──────── Data listing

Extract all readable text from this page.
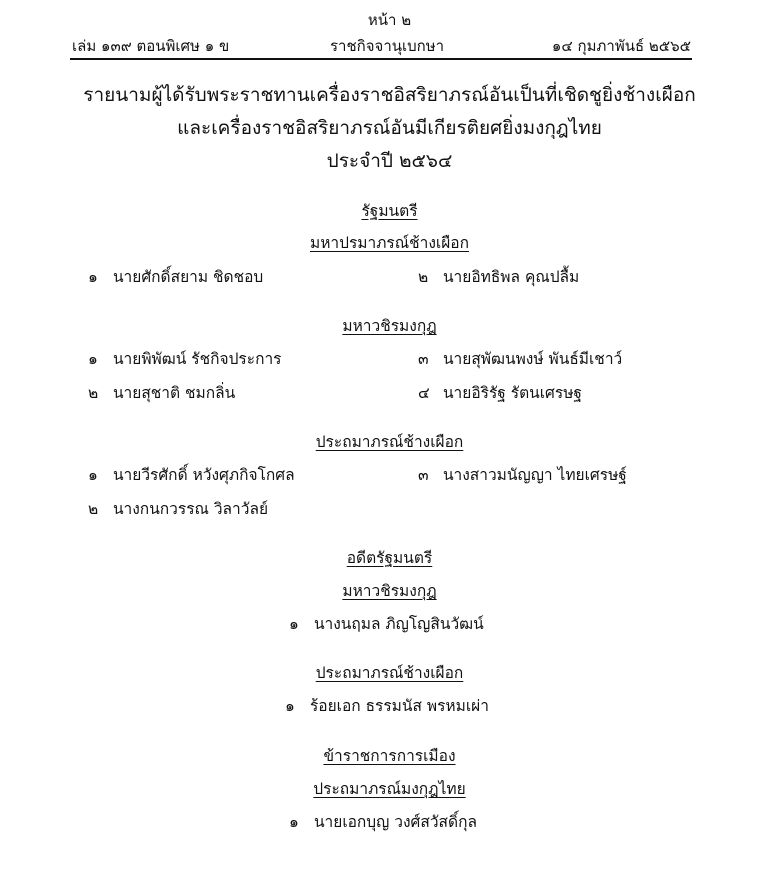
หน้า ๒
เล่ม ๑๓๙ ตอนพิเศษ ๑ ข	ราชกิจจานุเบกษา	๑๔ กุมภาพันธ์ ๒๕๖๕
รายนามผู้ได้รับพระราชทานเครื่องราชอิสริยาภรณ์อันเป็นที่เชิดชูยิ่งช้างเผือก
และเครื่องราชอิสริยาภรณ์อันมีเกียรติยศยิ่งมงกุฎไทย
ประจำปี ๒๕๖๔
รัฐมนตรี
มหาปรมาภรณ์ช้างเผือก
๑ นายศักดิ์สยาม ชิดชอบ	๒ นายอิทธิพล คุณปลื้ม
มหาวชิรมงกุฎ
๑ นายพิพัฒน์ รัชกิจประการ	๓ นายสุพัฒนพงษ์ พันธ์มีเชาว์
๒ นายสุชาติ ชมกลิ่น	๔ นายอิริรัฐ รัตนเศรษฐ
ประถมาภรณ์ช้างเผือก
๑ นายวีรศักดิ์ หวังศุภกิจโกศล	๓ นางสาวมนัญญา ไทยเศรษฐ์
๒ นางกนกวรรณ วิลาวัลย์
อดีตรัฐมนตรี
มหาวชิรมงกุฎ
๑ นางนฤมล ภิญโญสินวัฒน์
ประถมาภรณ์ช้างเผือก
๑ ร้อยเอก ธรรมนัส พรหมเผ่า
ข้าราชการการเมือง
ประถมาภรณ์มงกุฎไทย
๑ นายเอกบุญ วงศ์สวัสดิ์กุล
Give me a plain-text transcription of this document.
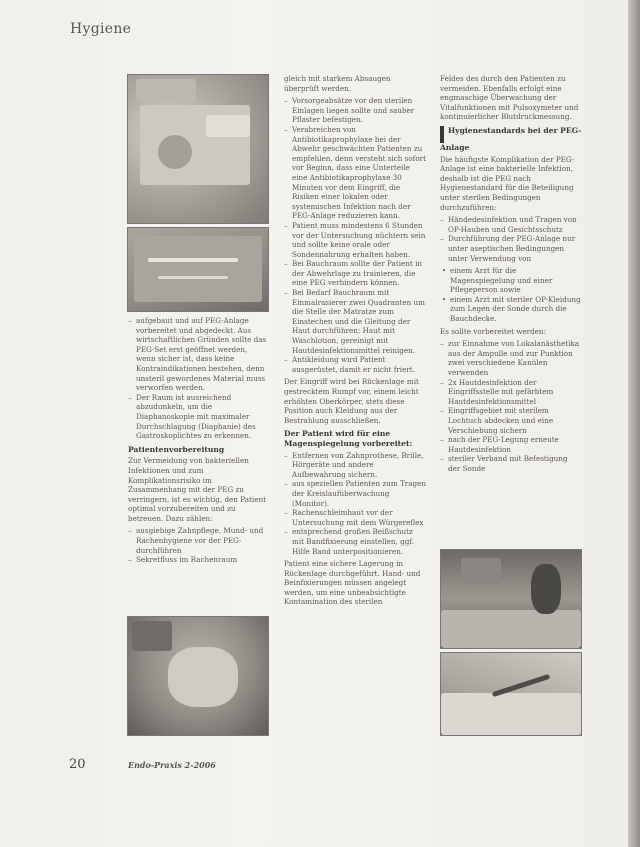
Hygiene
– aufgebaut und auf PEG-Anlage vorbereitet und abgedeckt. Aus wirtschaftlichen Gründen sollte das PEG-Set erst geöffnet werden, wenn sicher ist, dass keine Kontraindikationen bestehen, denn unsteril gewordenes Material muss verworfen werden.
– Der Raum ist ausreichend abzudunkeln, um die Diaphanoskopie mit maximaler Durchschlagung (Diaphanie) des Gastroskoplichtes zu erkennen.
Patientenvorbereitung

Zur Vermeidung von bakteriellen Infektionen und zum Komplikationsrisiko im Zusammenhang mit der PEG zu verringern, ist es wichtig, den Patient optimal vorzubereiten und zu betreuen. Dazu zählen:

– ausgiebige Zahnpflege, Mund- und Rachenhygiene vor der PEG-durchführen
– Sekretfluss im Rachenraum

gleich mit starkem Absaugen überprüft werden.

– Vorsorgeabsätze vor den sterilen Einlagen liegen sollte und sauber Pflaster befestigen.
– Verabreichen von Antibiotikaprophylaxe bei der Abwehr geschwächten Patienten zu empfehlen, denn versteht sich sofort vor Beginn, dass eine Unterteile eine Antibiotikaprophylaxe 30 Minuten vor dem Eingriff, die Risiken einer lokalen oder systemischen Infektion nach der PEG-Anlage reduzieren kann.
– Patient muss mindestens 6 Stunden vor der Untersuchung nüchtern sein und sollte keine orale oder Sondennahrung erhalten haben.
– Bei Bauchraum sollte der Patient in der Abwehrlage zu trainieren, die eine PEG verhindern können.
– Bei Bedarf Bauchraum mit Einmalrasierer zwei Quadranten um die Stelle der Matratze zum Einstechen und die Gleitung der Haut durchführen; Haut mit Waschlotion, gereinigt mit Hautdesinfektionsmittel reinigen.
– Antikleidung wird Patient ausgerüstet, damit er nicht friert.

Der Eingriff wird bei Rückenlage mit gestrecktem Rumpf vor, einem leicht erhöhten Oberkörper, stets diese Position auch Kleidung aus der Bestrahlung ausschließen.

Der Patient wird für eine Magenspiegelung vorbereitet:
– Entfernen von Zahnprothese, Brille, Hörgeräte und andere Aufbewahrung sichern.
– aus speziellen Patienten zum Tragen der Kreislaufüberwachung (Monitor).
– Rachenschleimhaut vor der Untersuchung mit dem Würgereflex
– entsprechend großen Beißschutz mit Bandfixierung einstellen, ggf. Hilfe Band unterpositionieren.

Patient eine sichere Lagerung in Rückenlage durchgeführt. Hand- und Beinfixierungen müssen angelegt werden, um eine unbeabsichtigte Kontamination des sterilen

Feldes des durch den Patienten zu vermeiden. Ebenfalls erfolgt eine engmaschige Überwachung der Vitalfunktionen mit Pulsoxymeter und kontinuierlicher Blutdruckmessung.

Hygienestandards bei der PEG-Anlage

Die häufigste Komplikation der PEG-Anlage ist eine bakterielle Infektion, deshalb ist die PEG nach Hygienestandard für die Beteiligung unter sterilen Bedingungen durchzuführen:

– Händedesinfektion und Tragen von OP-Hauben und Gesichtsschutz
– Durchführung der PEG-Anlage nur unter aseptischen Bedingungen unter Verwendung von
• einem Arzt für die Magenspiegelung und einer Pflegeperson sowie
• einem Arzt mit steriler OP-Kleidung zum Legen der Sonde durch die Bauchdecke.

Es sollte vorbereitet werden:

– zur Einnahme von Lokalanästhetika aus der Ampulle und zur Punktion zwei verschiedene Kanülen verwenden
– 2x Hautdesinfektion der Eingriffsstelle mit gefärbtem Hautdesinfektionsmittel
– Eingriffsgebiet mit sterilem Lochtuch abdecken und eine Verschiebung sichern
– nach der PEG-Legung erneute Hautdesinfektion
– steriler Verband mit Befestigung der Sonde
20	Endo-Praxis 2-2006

────────────────
──────── Data listing

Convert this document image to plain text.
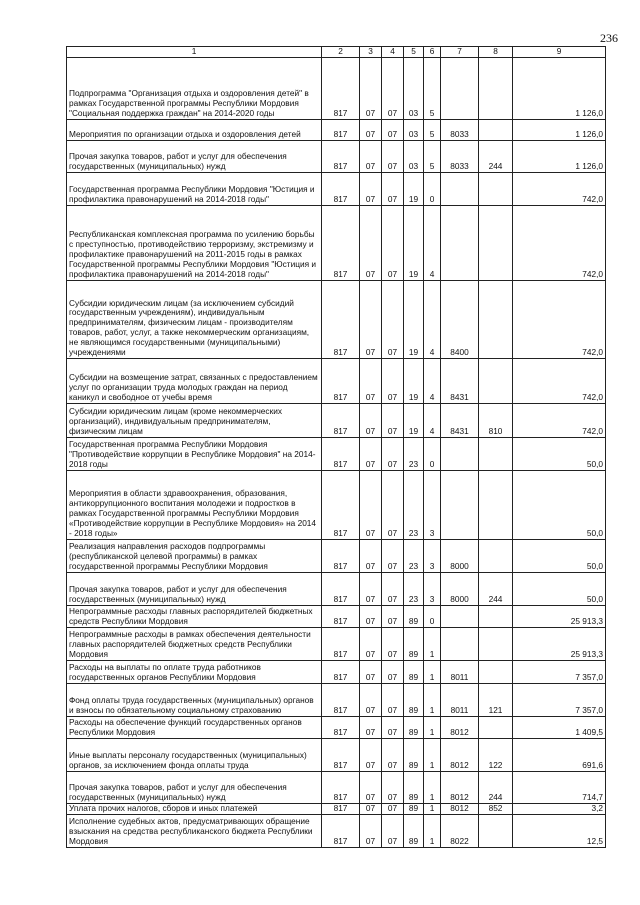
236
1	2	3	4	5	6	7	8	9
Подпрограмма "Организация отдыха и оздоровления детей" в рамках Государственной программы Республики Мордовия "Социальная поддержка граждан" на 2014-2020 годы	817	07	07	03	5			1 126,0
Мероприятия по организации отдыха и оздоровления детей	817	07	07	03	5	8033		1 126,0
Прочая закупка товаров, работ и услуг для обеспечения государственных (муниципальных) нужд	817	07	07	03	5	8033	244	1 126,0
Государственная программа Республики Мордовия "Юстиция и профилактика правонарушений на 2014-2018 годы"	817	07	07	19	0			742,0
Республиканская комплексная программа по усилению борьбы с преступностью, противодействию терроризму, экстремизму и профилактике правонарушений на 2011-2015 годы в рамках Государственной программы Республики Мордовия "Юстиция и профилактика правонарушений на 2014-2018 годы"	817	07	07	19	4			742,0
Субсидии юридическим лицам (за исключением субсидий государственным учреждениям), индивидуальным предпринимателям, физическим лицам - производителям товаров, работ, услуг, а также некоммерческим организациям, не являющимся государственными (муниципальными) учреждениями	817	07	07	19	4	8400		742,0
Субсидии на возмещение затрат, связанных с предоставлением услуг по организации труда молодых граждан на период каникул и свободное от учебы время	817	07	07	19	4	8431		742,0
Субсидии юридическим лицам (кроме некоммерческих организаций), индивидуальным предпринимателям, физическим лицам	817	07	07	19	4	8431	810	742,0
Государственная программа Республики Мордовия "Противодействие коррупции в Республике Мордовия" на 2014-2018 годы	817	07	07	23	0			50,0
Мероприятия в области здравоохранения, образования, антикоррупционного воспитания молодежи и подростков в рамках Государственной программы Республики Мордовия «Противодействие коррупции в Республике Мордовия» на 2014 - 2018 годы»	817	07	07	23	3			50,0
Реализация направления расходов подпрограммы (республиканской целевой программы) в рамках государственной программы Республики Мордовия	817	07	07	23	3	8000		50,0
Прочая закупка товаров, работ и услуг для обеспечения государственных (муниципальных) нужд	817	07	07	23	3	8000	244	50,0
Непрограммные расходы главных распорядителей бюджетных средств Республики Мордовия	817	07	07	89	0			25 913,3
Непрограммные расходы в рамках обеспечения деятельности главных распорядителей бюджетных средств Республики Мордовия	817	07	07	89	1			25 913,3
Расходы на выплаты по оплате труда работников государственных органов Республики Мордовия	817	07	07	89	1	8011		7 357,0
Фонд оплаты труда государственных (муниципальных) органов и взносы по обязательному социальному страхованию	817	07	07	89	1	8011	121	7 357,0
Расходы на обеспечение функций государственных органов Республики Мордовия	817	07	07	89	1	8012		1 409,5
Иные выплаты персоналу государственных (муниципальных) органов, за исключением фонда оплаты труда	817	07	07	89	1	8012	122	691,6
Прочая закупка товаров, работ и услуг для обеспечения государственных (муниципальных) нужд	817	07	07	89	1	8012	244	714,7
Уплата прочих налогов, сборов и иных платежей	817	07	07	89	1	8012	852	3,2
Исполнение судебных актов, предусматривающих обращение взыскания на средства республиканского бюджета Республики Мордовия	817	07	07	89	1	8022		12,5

────────────────
──────── Data listing

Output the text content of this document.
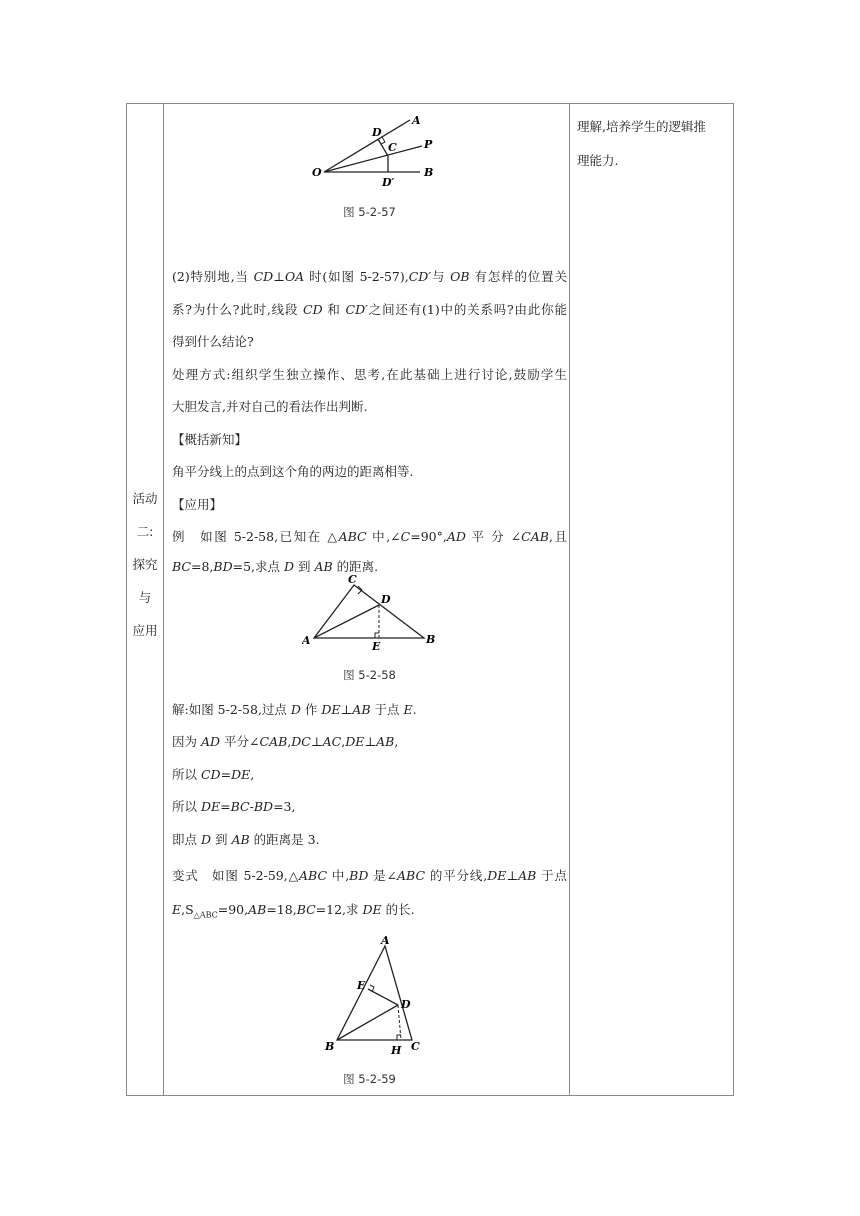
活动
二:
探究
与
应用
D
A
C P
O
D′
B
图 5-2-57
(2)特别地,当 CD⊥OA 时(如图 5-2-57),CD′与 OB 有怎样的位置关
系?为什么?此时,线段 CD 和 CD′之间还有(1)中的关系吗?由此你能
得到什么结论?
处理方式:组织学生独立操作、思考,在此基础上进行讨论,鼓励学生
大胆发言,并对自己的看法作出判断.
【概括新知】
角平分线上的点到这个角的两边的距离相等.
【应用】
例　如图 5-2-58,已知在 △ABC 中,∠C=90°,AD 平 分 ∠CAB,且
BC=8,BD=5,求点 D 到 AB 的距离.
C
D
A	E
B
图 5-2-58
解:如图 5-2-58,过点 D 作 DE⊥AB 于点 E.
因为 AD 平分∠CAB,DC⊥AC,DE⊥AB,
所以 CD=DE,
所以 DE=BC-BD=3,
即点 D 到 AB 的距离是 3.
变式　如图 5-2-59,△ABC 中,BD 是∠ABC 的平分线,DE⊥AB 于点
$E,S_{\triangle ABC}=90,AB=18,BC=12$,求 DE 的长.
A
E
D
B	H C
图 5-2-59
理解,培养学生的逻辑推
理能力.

────────────────

> _The task_: Locate the string "распорядителей" in the listing above and copy every line where it occurs.

> _Response to the exercise_:
Непрограммные расходы главных распорядителей бюджетных средств Республики Мордовия	817	07	07	89	0			25 913,3
Непрограммные расходы в рамках обеспечения деятельности главных распорядителей бюджетных средств Республики Мордовия	817	07	07	89	1			25 913,3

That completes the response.